* [EXERCISE DATA]:

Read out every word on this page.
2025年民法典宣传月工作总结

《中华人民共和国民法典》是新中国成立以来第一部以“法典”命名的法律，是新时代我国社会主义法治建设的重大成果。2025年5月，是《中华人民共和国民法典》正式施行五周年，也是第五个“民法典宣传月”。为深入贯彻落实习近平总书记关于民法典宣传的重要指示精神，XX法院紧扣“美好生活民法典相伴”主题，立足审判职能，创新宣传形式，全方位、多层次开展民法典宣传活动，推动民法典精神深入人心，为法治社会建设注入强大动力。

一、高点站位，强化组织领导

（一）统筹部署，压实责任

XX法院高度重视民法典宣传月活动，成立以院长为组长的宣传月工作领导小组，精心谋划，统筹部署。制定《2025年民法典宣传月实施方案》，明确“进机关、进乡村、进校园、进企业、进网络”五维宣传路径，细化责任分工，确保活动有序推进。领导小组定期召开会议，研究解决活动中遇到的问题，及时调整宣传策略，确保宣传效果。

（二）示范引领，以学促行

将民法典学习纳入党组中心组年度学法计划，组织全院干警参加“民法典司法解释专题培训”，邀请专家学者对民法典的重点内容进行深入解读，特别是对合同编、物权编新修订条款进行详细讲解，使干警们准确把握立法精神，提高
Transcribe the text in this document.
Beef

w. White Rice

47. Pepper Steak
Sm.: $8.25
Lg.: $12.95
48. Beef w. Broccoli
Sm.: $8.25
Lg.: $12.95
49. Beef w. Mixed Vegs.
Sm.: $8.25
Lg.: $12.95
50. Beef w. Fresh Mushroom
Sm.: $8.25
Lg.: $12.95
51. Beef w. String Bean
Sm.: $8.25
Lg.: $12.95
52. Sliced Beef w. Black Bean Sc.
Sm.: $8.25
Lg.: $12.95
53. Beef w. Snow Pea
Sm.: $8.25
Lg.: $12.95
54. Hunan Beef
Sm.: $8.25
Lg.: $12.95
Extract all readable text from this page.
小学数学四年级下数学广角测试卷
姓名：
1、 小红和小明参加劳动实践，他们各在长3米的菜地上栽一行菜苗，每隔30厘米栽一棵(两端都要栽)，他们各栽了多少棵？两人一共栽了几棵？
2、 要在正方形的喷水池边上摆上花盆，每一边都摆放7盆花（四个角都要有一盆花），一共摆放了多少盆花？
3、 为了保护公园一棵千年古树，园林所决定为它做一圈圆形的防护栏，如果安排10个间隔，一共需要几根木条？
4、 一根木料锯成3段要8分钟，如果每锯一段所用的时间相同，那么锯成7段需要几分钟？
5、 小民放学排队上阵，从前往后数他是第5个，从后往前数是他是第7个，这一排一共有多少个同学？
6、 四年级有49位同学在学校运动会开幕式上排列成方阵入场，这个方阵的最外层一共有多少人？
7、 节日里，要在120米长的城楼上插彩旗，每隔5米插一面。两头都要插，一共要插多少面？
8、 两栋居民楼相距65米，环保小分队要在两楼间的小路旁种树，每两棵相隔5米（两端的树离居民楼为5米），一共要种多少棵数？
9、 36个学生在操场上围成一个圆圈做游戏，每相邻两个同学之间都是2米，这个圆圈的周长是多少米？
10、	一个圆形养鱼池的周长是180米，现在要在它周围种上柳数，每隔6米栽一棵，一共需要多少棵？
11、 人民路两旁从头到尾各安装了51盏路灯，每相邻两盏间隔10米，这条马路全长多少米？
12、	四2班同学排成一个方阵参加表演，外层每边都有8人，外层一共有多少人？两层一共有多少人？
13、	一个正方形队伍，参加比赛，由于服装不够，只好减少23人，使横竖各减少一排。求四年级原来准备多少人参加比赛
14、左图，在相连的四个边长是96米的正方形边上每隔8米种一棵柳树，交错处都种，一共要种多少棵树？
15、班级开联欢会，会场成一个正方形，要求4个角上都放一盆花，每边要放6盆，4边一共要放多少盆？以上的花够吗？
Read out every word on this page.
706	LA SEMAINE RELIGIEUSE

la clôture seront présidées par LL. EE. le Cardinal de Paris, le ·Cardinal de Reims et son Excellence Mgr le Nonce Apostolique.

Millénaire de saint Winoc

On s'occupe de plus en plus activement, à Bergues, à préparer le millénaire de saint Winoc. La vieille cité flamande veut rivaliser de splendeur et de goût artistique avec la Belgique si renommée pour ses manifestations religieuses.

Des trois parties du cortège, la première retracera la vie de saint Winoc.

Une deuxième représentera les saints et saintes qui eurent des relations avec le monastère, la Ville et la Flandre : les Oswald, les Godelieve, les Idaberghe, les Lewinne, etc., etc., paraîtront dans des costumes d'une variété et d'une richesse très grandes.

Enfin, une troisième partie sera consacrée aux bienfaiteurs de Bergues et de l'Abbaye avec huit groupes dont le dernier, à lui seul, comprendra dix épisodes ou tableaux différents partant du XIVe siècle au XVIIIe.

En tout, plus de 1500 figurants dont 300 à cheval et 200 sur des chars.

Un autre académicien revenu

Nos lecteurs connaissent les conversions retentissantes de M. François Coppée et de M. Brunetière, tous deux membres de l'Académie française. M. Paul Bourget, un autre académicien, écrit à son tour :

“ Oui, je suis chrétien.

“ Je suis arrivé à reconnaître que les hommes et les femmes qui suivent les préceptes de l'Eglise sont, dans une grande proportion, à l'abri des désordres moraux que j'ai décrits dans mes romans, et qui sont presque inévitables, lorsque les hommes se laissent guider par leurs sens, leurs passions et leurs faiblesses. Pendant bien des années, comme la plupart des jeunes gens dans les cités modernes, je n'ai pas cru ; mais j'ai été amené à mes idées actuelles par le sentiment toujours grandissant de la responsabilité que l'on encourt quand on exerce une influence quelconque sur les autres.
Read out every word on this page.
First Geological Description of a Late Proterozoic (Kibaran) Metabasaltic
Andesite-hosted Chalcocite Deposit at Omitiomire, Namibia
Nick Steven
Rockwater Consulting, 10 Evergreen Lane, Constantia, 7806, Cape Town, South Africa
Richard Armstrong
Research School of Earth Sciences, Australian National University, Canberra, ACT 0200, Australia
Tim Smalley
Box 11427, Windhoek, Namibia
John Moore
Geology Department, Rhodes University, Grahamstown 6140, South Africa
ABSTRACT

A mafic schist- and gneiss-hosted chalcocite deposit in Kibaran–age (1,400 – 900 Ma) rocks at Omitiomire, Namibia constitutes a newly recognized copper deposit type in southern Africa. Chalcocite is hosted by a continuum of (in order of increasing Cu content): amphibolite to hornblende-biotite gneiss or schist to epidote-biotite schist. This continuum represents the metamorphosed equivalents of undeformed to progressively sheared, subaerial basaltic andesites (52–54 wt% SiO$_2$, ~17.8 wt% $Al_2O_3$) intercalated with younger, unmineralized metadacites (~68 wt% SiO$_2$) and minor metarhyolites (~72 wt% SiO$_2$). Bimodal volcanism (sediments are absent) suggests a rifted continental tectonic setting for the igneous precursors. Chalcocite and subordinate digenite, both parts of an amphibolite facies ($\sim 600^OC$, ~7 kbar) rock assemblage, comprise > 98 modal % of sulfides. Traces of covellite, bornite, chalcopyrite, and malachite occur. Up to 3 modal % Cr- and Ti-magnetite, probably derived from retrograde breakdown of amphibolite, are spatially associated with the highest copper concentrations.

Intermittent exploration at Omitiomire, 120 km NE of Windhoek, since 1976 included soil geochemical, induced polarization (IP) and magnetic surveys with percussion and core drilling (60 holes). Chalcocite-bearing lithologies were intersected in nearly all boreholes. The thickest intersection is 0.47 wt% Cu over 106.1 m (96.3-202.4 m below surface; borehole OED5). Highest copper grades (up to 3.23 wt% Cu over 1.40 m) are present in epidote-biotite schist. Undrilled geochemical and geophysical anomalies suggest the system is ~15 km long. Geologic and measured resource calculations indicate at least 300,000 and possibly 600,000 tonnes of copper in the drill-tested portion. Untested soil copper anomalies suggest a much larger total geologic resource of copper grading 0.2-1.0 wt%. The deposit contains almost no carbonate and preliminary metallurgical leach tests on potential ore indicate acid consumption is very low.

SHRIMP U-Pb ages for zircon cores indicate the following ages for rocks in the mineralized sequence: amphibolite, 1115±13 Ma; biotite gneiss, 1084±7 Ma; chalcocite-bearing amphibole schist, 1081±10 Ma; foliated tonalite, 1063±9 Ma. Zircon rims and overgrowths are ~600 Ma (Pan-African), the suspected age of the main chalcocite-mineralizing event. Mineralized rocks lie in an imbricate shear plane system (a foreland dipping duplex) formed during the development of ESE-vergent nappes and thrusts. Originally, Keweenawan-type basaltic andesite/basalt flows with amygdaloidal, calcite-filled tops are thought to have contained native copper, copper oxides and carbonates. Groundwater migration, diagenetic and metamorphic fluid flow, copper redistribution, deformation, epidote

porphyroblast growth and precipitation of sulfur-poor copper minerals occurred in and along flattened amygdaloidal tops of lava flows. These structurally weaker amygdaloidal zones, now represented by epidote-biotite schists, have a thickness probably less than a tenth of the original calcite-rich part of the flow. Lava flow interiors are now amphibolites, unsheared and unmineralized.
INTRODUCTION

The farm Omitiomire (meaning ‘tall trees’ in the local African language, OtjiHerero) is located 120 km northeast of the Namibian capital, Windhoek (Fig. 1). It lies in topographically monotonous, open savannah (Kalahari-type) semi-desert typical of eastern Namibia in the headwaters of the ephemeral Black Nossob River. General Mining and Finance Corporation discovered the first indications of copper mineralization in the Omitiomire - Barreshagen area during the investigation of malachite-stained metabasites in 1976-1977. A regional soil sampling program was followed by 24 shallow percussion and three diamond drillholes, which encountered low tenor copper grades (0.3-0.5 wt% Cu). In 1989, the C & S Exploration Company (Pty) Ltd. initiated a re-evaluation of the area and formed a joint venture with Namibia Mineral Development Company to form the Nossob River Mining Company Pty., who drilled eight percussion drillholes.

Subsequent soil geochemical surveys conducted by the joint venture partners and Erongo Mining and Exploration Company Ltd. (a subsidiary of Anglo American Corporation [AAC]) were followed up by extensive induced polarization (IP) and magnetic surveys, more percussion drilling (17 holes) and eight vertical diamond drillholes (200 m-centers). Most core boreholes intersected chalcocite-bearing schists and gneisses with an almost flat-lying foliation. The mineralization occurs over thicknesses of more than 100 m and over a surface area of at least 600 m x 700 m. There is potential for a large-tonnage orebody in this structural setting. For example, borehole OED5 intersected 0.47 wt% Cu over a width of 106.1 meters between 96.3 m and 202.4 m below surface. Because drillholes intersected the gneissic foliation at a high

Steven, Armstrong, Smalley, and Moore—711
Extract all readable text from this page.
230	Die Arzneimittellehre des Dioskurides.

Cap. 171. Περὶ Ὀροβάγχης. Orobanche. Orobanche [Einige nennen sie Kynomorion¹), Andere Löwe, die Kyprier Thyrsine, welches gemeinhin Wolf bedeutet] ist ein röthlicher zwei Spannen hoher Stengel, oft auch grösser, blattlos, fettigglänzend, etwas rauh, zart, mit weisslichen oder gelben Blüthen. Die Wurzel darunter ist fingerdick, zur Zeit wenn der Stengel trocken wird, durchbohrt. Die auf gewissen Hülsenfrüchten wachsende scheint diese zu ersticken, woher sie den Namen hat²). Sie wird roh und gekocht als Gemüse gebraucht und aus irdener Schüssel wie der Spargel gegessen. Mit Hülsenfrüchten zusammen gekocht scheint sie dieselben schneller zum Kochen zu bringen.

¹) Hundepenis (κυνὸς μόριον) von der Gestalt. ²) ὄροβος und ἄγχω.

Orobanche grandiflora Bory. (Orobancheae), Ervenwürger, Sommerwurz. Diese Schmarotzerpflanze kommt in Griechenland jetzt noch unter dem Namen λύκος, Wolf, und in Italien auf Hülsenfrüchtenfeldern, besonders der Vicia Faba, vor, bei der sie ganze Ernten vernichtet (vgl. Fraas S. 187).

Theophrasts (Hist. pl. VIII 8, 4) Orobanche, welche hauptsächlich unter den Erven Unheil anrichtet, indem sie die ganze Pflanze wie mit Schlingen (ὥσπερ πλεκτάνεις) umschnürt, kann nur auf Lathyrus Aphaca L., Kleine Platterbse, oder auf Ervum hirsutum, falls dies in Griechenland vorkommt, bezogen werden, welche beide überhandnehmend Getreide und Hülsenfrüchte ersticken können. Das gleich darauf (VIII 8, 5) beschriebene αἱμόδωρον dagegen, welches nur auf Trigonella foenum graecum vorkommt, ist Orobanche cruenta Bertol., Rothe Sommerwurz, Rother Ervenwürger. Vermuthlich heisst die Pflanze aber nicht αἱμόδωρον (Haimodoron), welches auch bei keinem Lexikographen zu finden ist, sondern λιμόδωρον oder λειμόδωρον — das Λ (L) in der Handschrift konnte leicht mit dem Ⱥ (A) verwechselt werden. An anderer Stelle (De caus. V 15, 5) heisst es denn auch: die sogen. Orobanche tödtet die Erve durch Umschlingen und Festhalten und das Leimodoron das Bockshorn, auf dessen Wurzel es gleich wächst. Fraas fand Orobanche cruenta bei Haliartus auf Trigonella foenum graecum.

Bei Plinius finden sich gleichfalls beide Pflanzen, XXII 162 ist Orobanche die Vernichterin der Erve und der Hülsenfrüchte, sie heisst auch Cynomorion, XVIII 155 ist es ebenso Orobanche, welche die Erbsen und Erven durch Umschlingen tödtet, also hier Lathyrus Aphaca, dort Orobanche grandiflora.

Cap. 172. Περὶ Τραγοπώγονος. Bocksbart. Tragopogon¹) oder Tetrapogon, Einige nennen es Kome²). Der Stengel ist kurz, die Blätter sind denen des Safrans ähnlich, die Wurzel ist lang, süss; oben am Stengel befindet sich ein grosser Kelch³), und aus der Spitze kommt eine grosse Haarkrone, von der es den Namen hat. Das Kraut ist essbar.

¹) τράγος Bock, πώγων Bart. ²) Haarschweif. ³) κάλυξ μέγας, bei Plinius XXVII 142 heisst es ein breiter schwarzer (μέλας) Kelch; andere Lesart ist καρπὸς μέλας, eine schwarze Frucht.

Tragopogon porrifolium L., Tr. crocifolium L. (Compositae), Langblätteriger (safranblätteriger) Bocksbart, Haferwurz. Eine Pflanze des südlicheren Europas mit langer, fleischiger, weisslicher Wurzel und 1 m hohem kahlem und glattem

* [PROBLEM REQUIREMENTS]: Copy every line of the listing where the word "Beef" appears.

* [WRITTEN REPLY]:
Beef
48. Beef w. Broccoli
49. Beef w. Mixed Vegs.
50. Beef w. Fresh Mushroom
51. Beef w. String Bean
52. Sliced Beef w. Black Bean Sc.
53. Beef w. Snow Pea
54. Hunan Beef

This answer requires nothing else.